◆ **WHAT YOU SHOULD DO**
State how many lines of the rows below contain the string "swatch", giving only the number.
>> begin RECORD EXTRACTS
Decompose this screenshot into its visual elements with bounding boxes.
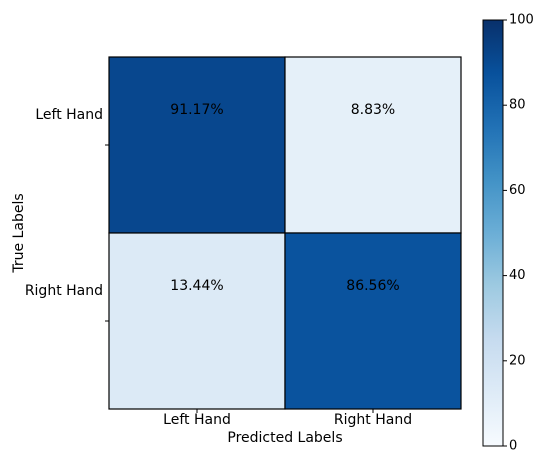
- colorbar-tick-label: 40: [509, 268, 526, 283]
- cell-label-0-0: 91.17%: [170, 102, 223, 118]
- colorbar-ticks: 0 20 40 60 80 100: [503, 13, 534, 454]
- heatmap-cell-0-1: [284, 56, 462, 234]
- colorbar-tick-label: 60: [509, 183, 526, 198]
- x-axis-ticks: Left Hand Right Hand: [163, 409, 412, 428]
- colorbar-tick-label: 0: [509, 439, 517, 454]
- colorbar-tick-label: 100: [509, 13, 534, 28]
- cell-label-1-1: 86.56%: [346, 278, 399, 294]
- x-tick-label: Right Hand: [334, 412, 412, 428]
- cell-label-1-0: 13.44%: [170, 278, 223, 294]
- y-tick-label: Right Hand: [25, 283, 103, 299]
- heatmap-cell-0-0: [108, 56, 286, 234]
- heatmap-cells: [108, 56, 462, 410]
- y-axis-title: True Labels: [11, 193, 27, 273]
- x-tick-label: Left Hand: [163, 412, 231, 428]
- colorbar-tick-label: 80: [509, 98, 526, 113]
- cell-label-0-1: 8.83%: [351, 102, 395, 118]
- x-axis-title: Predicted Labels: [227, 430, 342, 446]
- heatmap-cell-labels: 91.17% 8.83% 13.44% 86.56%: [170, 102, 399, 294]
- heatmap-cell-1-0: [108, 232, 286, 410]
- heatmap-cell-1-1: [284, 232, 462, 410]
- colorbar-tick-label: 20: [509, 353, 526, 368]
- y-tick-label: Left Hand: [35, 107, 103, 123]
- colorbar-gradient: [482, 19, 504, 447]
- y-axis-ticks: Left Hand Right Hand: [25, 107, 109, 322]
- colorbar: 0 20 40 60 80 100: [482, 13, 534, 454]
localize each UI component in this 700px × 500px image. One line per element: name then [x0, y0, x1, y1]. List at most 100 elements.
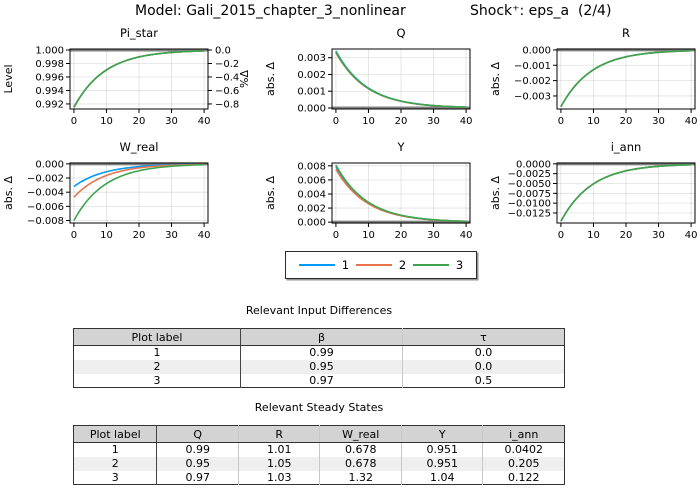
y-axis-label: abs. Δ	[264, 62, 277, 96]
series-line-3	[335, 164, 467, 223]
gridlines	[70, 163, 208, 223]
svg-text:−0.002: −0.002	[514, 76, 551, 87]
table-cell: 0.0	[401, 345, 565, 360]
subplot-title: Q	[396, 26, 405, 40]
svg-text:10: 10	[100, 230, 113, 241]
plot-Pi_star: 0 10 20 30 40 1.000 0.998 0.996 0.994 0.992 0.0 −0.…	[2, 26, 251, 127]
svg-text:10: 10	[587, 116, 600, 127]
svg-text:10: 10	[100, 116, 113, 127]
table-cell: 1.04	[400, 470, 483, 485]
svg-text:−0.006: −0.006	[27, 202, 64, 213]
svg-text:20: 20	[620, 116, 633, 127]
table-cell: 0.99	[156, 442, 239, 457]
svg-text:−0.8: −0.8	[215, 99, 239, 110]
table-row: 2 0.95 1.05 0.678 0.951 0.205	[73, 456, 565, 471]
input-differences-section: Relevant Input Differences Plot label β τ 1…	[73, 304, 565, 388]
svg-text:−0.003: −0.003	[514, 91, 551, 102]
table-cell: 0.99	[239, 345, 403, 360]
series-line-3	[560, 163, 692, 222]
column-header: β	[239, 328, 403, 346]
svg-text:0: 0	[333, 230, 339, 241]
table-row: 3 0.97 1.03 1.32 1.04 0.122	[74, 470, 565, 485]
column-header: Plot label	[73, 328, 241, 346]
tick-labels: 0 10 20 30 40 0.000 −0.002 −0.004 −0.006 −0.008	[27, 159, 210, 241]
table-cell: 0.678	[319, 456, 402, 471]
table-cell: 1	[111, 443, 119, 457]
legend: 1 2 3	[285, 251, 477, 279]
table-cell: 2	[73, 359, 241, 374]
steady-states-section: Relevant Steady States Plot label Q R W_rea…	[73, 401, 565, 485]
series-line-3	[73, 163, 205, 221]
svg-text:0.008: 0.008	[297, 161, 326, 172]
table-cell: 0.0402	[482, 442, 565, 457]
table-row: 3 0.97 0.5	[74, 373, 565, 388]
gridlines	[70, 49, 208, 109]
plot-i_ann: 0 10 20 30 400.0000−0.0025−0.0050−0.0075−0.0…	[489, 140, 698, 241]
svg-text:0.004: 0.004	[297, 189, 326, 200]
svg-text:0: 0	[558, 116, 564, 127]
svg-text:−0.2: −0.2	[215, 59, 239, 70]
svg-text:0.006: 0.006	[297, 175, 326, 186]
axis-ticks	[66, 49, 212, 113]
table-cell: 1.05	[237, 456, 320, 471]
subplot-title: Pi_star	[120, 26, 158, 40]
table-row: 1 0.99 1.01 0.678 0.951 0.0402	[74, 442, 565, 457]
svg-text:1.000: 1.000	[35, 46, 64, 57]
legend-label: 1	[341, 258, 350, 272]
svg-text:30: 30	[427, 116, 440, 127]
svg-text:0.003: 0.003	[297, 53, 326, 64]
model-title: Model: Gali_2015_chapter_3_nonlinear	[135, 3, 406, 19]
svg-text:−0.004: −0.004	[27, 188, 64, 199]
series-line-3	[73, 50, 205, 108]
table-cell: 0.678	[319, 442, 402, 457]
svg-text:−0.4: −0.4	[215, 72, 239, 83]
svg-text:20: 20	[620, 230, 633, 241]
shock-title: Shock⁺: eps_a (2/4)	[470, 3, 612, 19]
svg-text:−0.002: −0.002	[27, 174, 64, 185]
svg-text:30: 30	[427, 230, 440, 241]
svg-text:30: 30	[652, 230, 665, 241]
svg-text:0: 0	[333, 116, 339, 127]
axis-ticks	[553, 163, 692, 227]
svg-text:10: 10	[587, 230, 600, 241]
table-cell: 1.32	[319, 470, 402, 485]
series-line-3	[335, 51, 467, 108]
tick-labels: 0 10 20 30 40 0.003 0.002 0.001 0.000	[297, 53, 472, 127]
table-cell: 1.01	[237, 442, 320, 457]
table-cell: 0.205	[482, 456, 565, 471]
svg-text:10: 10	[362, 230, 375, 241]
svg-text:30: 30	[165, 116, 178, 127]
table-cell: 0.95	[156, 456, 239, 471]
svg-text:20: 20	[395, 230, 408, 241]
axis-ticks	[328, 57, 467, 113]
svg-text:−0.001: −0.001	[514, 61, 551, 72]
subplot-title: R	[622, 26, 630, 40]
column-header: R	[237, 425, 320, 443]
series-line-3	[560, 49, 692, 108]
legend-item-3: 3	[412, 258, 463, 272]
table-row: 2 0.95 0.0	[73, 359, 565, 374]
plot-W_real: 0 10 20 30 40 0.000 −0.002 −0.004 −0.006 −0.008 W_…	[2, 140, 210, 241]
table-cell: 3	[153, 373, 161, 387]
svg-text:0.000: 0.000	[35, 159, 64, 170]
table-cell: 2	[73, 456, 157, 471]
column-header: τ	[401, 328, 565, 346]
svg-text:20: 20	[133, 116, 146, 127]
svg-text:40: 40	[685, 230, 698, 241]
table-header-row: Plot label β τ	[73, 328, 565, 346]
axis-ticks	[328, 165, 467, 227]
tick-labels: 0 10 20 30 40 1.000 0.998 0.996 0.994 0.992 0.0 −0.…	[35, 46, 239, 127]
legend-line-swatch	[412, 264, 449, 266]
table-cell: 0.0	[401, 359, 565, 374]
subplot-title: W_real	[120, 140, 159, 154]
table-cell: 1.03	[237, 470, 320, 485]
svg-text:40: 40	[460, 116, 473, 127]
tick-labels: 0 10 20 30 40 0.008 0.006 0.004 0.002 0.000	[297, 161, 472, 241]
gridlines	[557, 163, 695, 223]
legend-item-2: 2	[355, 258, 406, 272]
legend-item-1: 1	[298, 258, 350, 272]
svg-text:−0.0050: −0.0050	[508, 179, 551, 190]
>> end RECORD EXTRACTS
>> begin RECORD EXTRACTS
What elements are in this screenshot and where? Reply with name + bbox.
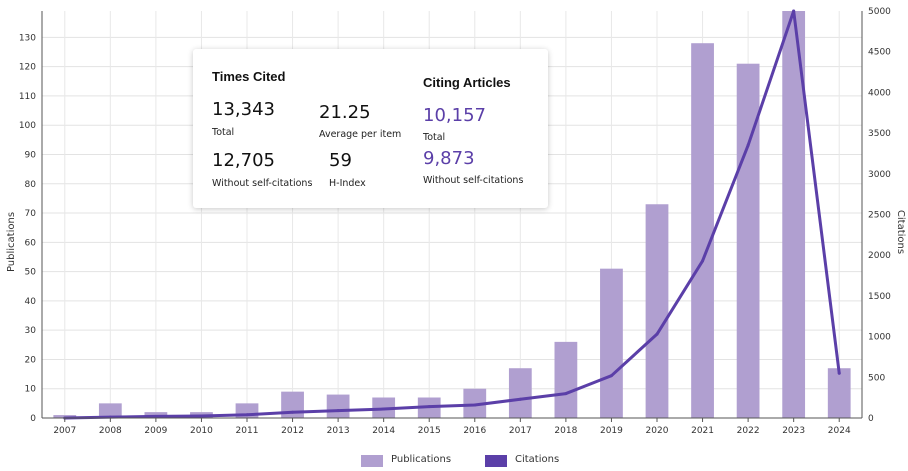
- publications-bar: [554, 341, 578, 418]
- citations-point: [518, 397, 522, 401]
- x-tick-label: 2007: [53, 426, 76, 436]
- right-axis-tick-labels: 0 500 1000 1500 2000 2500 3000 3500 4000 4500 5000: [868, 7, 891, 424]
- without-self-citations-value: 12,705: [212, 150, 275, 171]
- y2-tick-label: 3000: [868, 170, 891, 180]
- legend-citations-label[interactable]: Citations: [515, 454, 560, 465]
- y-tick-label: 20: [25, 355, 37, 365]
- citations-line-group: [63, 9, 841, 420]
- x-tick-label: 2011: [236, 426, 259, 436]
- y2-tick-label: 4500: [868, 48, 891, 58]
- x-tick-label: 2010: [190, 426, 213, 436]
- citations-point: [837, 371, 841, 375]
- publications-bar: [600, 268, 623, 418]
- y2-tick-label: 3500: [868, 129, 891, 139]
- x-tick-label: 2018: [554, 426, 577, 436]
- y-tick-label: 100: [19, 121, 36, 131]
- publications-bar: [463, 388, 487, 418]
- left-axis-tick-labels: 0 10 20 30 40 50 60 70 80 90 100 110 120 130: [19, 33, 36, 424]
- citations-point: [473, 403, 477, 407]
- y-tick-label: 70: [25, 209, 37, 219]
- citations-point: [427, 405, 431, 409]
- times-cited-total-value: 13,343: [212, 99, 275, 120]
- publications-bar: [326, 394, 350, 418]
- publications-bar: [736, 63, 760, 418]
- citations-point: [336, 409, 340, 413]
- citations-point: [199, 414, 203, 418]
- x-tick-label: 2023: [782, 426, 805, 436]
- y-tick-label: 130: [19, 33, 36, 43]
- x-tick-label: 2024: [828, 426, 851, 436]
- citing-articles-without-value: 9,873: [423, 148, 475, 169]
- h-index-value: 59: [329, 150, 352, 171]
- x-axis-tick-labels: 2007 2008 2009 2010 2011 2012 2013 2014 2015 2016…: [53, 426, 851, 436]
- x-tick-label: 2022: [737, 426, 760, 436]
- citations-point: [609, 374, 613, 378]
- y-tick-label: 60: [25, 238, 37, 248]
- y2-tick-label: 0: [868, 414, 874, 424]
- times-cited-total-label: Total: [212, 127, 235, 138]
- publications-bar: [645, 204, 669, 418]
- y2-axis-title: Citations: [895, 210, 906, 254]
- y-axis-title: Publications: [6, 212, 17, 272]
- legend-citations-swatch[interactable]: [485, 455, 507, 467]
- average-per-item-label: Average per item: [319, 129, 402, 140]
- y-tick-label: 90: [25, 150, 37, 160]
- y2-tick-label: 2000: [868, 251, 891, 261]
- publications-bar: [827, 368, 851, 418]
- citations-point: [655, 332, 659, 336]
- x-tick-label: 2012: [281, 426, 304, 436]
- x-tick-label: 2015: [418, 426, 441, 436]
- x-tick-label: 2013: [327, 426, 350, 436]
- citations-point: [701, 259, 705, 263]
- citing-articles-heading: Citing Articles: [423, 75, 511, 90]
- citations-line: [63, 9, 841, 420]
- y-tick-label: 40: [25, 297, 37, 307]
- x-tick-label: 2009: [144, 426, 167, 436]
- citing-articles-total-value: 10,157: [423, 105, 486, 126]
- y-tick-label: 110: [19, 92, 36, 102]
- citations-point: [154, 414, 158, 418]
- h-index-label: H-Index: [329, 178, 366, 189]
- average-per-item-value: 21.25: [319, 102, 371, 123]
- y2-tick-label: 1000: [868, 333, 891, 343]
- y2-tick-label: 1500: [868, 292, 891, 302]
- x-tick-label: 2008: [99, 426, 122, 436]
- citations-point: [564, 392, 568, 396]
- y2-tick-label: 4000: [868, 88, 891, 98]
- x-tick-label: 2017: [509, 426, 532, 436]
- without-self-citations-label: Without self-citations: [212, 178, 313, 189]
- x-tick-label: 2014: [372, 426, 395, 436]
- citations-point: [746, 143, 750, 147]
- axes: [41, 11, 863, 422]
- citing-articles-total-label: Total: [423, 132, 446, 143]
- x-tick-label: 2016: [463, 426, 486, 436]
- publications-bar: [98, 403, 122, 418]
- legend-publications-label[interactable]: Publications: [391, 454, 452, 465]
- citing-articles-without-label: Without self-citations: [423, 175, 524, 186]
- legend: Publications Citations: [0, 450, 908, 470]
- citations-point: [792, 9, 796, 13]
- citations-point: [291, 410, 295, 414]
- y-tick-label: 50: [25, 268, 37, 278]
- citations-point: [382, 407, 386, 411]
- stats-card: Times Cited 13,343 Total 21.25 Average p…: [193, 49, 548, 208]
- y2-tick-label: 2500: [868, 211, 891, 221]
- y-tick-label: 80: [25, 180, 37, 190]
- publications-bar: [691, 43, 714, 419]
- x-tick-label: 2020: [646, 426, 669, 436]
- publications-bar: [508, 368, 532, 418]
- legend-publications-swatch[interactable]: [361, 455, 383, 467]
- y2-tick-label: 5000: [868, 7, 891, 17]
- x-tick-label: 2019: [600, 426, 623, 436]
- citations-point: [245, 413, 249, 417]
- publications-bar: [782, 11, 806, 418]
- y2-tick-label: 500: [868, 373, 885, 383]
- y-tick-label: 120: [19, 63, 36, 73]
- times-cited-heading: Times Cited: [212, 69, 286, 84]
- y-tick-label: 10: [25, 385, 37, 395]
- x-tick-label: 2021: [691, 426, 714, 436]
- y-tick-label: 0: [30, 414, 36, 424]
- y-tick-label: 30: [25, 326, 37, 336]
>> end RECORD EXTRACTS
◆ **FULL SOLUTION**
3